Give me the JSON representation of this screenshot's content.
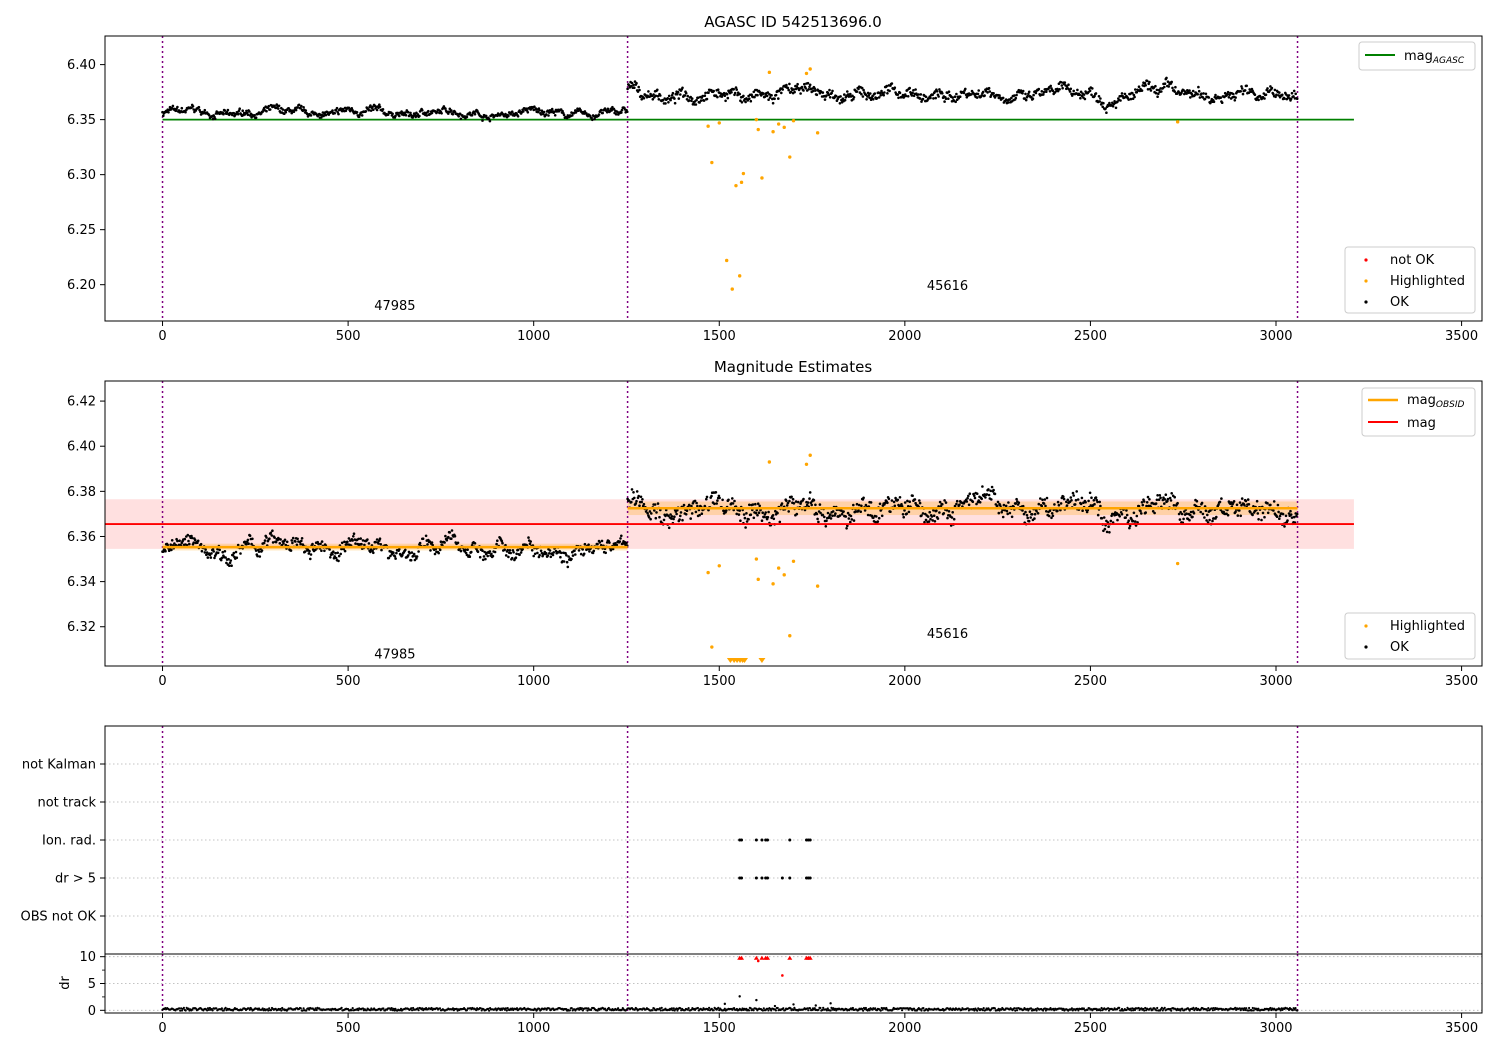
{
  "chart_data": [
    {
      "type": "scatter",
      "title": "AGASC ID 542513696.0",
      "xlabel": "",
      "ylabel": "",
      "xlim": [
        -155,
        3555
      ],
      "ylim": [
        6.167,
        6.426
      ],
      "x_ticks": [
        0,
        500,
        1000,
        1500,
        2000,
        2500,
        3000,
        3500
      ],
      "y_ticks": [
        6.2,
        6.25,
        6.3,
        6.35,
        6.4
      ],
      "y_tick_labels": [
        "6.20",
        "6.25",
        "6.30",
        "6.35",
        "6.40"
      ],
      "x_tick_labels": [
        "0",
        "500",
        "1000",
        "1500",
        "2000",
        "2500",
        "3000",
        "3500"
      ],
      "vlines": [
        0,
        1253,
        3058
      ],
      "obsid_labels": [
        {
          "text": "47985",
          "x": 626,
          "y": 6.177
        },
        {
          "text": "45616",
          "x": 2115,
          "y": 6.195
        }
      ],
      "hline": {
        "name": "mag_AGASC",
        "value": 6.35,
        "x0": 0,
        "x1": 3210,
        "color": "#008000"
      },
      "legend_top": {
        "label": "mag",
        "subscript": "AGASC",
        "color": "#008000"
      },
      "legend_bottom": [
        {
          "label": "not OK",
          "color": "#ff0000"
        },
        {
          "label": "Highlighted",
          "color": "#ffa500"
        },
        {
          "label": "OK",
          "color": "#000000"
        }
      ],
      "ok_segments": [
        {
          "x0": 0,
          "x1": 1253,
          "center": 6.356,
          "amp": 0.008
        },
        {
          "x0": 1253,
          "x1": 3058,
          "center": 6.373,
          "amp": 0.013
        }
      ],
      "highlighted": [
        [
          1470,
          6.344
        ],
        [
          1480,
          6.311
        ],
        [
          1500,
          6.347
        ],
        [
          1520,
          6.222
        ],
        [
          1535,
          6.196
        ],
        [
          1545,
          6.29
        ],
        [
          1555,
          6.208
        ],
        [
          1560,
          6.293
        ],
        [
          1565,
          6.301
        ],
        [
          1600,
          6.35
        ],
        [
          1605,
          6.341
        ],
        [
          1615,
          6.297
        ],
        [
          1635,
          6.393
        ],
        [
          1645,
          6.339
        ],
        [
          1660,
          6.346
        ],
        [
          1675,
          6.343
        ],
        [
          1690,
          6.316
        ],
        [
          1700,
          6.349
        ],
        [
          1735,
          6.392
        ],
        [
          1745,
          6.396
        ],
        [
          1765,
          6.338
        ],
        [
          2735,
          6.348
        ]
      ]
    },
    {
      "type": "scatter",
      "title": "Magnitude Estimates",
      "xlabel": "",
      "ylabel": "",
      "xlim": [
        -155,
        3555
      ],
      "ylim": [
        6.3026,
        6.4289
      ],
      "x_ticks": [
        0,
        500,
        1000,
        1500,
        2000,
        2500,
        3000,
        3500
      ],
      "y_ticks": [
        6.32,
        6.34,
        6.36,
        6.38,
        6.4,
        6.42
      ],
      "y_tick_labels": [
        "6.32",
        "6.34",
        "6.36",
        "6.38",
        "6.40",
        "6.42"
      ],
      "x_tick_labels": [
        "0",
        "500",
        "1000",
        "1500",
        "2000",
        "2500",
        "3000",
        "3500"
      ],
      "vlines": [
        0,
        1253,
        3058
      ],
      "obsid_labels": [
        {
          "text": "47985",
          "x": 626,
          "y": 6.306
        },
        {
          "text": "45616",
          "x": 2115,
          "y": 6.315
        }
      ],
      "mag_line": {
        "name": "mag",
        "value": 6.3655,
        "x0": -155,
        "x1": 3210,
        "band": [
          6.3545,
          6.3765
        ],
        "color": "#ff0000"
      },
      "mag_obsid": [
        {
          "x0": 0,
          "x1": 1253,
          "value": 6.3553,
          "band": [
            6.3538,
            6.3568
          ]
        },
        {
          "x0": 1253,
          "x1": 3058,
          "value": 6.3725,
          "band": [
            6.3695,
            6.3755
          ]
        }
      ],
      "legend_top": [
        {
          "label": "mag",
          "subscript": "OBSID",
          "color": "#ffa500"
        },
        {
          "label": "mag",
          "subscript": "",
          "color": "#ff0000"
        }
      ],
      "legend_bottom": [
        {
          "label": "Highlighted",
          "color": "#ffa500"
        },
        {
          "label": "OK",
          "color": "#000000"
        }
      ],
      "ok_segments": [
        {
          "x0": 0,
          "x1": 1253,
          "center": 6.355,
          "amp": 0.0085
        },
        {
          "x0": 1253,
          "x1": 3058,
          "center": 6.372,
          "amp": 0.012
        }
      ],
      "highlighted": [
        [
          1470,
          6.344
        ],
        [
          1500,
          6.347
        ],
        [
          1600,
          6.35
        ],
        [
          1605,
          6.341
        ],
        [
          1635,
          6.393
        ],
        [
          1645,
          6.339
        ],
        [
          1660,
          6.346
        ],
        [
          1675,
          6.343
        ],
        [
          1690,
          6.316
        ],
        [
          1700,
          6.349
        ],
        [
          1735,
          6.392
        ],
        [
          1745,
          6.396
        ],
        [
          1765,
          6.338
        ],
        [
          2735,
          6.348
        ],
        [
          1480,
          6.311
        ]
      ],
      "clipped_markers": [
        1530,
        1540,
        1548,
        1556,
        1563,
        1568,
        1615
      ]
    },
    {
      "type": "scatter",
      "title": "",
      "xlim": [
        -155,
        3555
      ],
      "categories": [
        "not Kalman",
        "not track",
        "Ion. rad.",
        "dr > 5",
        "OBS not OK"
      ],
      "vlines": [
        0,
        1253,
        3058
      ],
      "flags": {
        "Ion. rad.": [
          1555,
          1560,
          1600,
          1615,
          1625,
          1630,
          1690,
          1735,
          1740,
          1745
        ],
        "dr > 5": [
          1555,
          1560,
          1600,
          1615,
          1625,
          1630,
          1670,
          1690,
          1735,
          1740,
          1745
        ]
      }
    },
    {
      "type": "scatter",
      "title": "",
      "xlabel": "",
      "ylabel": "dr",
      "xlim": [
        -155,
        3555
      ],
      "ylim": [
        -0.5,
        10.5
      ],
      "y_ticks": [
        0,
        5,
        10
      ],
      "y_tick_labels": [
        "0",
        "5",
        "10"
      ],
      "x_ticks": [
        0,
        500,
        1000,
        1500,
        2000,
        2500,
        3000,
        3500
      ],
      "x_tick_labels": [
        "0",
        "500",
        "1000",
        "1500",
        "2000",
        "2500",
        "3000",
        "3500"
      ],
      "vlines": [
        0,
        1253,
        3058
      ],
      "baseline": {
        "x0": 0,
        "x1": 3058,
        "level": 0.2,
        "amp": 0.25
      },
      "spikes": [
        [
          1515,
          1.2
        ],
        [
          1555,
          2.6
        ],
        [
          1600,
          1.9
        ],
        [
          1650,
          0.8
        ],
        [
          1700,
          1.1
        ],
        [
          1800,
          1.3
        ],
        [
          1760,
          0.9
        ]
      ],
      "capped": [
        [
          1555,
          9.8
        ],
        [
          1560,
          9.8
        ],
        [
          1600,
          9.8
        ],
        [
          1615,
          9.8
        ],
        [
          1625,
          9.8
        ],
        [
          1630,
          9.8
        ],
        [
          1690,
          9.8
        ],
        [
          1735,
          9.8
        ],
        [
          1740,
          9.8
        ],
        [
          1745,
          9.8
        ]
      ],
      "red_points": [
        [
          1670,
          6.5
        ],
        [
          1605,
          9.2
        ]
      ]
    }
  ]
}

════════════════════

= Short task =
Make an exact copy of the data above, pictures excluded.

= Solution to this exercise =
Give me the JSON representation of this screenshot's content.
{
  "chart_data": [
    {
      "type": "scatter",
      "title": "AGASC ID 542513696.0",
      "xlabel": "",
      "ylabel": "",
      "xlim": [
        -155,
        3555
      ],
      "ylim": [
        6.167,
        6.426
      ],
      "x_ticks": [
        0,
        500,
        1000,
        1500,
        2000,
        2500,
        3000,
        3500
      ],
      "y_ticks": [
        6.2,
        6.25,
        6.3,
        6.35,
        6.4
      ],
      "y_tick_labels": [
        "6.20",
        "6.25",
        "6.30",
        "6.35",
        "6.40"
      ],
      "x_tick_labels": [
        "0",
        "500",
        "1000",
        "1500",
        "2000",
        "2500",
        "3000",
        "3500"
      ],
      "vlines": [
        0,
        1253,
        3058
      ],
      "obsid_labels": [
        {
          "text": "47985",
          "x": 626,
          "y": 6.177
        },
        {
          "text": "45616",
          "x": 2115,
          "y": 6.195
        }
      ],
      "hline": {
        "name": "mag_AGASC",
        "value": 6.35,
        "x0": 0,
        "x1": 3210,
        "color": "#008000"
      },
      "legend_top": {
        "label": "mag",
        "subscript": "AGASC",
        "color": "#008000"
      },
      "legend_bottom": [
        {
          "label": "not OK",
          "color": "#ff0000"
        },
        {
          "label": "Highlighted",
          "color": "#ffa500"
        },
        {
          "label": "OK",
          "color": "#000000"
        }
      ],
      "ok_segments": [
        {
          "x0": 0,
          "x1": 1253,
          "center": 6.356,
          "amp": 0.008
        },
        {
          "x0": 1253,
          "x1": 3058,
          "center": 6.373,
          "amp": 0.013
        }
      ],
      "highlighted": [
        [
          1470,
          6.344
        ],
        [
          1480,
          6.311
        ],
        [
          1500,
          6.347
        ],
        [
          1520,
          6.222
        ],
        [
          1535,
          6.196
        ],
        [
          1545,
          6.29
        ],
        [
          1555,
          6.208
        ],
        [
          1560,
          6.293
        ],
        [
          1565,
          6.301
        ],
        [
          1600,
          6.35
        ],
        [
          1605,
          6.341
        ],
        [
          1615,
          6.297
        ],
        [
          1635,
          6.393
        ],
        [
          1645,
          6.339
        ],
        [
          1660,
          6.346
        ],
        [
          1675,
          6.343
        ],
        [
          1690,
          6.316
        ],
        [
          1700,
          6.349
        ],
        [
          1735,
          6.392
        ],
        [
          1745,
          6.396
        ],
        [
          1765,
          6.338
        ],
        [
          2735,
          6.348
        ]
      ]
    },
    {
      "type": "scatter",
      "title": "Magnitude Estimates",
      "xlabel": "",
      "ylabel": "",
      "xlim": [
        -155,
        3555
      ],
      "ylim": [
        6.3026,
        6.4289
      ],
      "x_ticks": [
        0,
        500,
        1000,
        1500,
        2000,
        2500,
        3000,
        3500
      ],
      "y_ticks": [
        6.32,
        6.34,
        6.36,
        6.38,
        6.4,
        6.42
      ],
      "y_tick_labels": [
        "6.32",
        "6.34",
        "6.36",
        "6.38",
        "6.40",
        "6.42"
      ],
      "x_tick_labels": [
        "0",
        "500",
        "1000",
        "1500",
        "2000",
        "2500",
        "3000",
        "3500"
      ],
      "vlines": [
        0,
        1253,
        3058
      ],
      "obsid_labels": [
        {
          "text": "47985",
          "x": 626,
          "y": 6.306
        },
        {
          "text": "45616",
          "x": 2115,
          "y": 6.315
        }
      ],
      "mag_line": {
        "name": "mag",
        "value": 6.3655,
        "x0": -155,
        "x1": 3210,
        "band": [
          6.3545,
          6.3765
        ],
        "color": "#ff0000"
      },
      "mag_obsid": [
        {
          "x0": 0,
          "x1": 1253,
          "value": 6.3553,
          "band": [
            6.3538,
            6.3568
          ]
        },
        {
          "x0": 1253,
          "x1": 3058,
          "value": 6.3725,
          "band": [
            6.3695,
            6.3755
          ]
        }
      ],
      "legend_top": [
        {
          "label": "mag",
          "subscript": "OBSID",
          "color": "#ffa500"
        },
        {
          "label": "mag",
          "subscript": "",
          "color": "#ff0000"
        }
      ],
      "legend_bottom": [
        {
          "label": "Highlighted",
          "color": "#ffa500"
        },
        {
          "label": "OK",
          "color": "#000000"
        }
      ],
      "ok_segments": [
        {
          "x0": 0,
          "x1": 1253,
          "center": 6.355,
          "amp": 0.0085
        },
        {
          "x0": 1253,
          "x1": 3058,
          "center": 6.372,
          "amp": 0.012
        }
      ],
      "highlighted": [
        [
          1470,
          6.344
        ],
        [
          1500,
          6.347
        ],
        [
          1600,
          6.35
        ],
        [
          1605,
          6.341
        ],
        [
          1635,
          6.393
        ],
        [
          1645,
          6.339
        ],
        [
          1660,
          6.346
        ],
        [
          1675,
          6.343
        ],
        [
          1690,
          6.316
        ],
        [
          1700,
          6.349
        ],
        [
          1735,
          6.392
        ],
        [
          1745,
          6.396
        ],
        [
          1765,
          6.338
        ],
        [
          2735,
          6.348
        ],
        [
          1480,
          6.311
        ]
      ],
      "clipped_markers": [
        1530,
        1540,
        1548,
        1556,
        1563,
        1568,
        1615
      ]
    },
    {
      "type": "scatter",
      "title": "",
      "xlim": [
        -155,
        3555
      ],
      "categories": [
        "not Kalman",
        "not track",
        "Ion. rad.",
        "dr > 5",
        "OBS not OK"
      ],
      "vlines": [
        0,
        1253,
        3058
      ],
      "flags": {
        "Ion. rad.": [
          1555,
          1560,
          1600,
          1615,
          1625,
          1630,
          1690,
          1735,
          1740,
          1745
        ],
        "dr > 5": [
          1555,
          1560,
          1600,
          1615,
          1625,
          1630,
          1670,
          1690,
          1735,
          1740,
          1745
        ]
      }
    },
    {
      "type": "scatter",
      "title": "",
      "xlabel": "",
      "ylabel": "dr",
      "xlim": [
        -155,
        3555
      ],
      "ylim": [
        -0.5,
        10.5
      ],
      "y_ticks": [
        0,
        5,
        10
      ],
      "y_tick_labels": [
        "0",
        "5",
        "10"
      ],
      "x_ticks": [
        0,
        500,
        1000,
        1500,
        2000,
        2500,
        3000,
        3500
      ],
      "x_tick_labels": [
        "0",
        "500",
        "1000",
        "1500",
        "2000",
        "2500",
        "3000",
        "3500"
      ],
      "vlines": [
        0,
        1253,
        3058
      ],
      "baseline": {
        "x0": 0,
        "x1": 3058,
        "level": 0.2,
        "amp": 0.25
      },
      "spikes": [
        [
          1515,
          1.2
        ],
        [
          1555,
          2.6
        ],
        [
          1600,
          1.9
        ],
        [
          1650,
          0.8
        ],
        [
          1700,
          1.1
        ],
        [
          1800,
          1.3
        ],
        [
          1760,
          0.9
        ]
      ],
      "capped": [
        [
          1555,
          9.8
        ],
        [
          1560,
          9.8
        ],
        [
          1600,
          9.8
        ],
        [
          1615,
          9.8
        ],
        [
          1625,
          9.8
        ],
        [
          1630,
          9.8
        ],
        [
          1690,
          9.8
        ],
        [
          1735,
          9.8
        ],
        [
          1740,
          9.8
        ],
        [
          1745,
          9.8
        ]
      ],
      "red_points": [
        [
          1670,
          6.5
        ],
        [
          1605,
          9.2
        ]
      ]
    }
  ]
}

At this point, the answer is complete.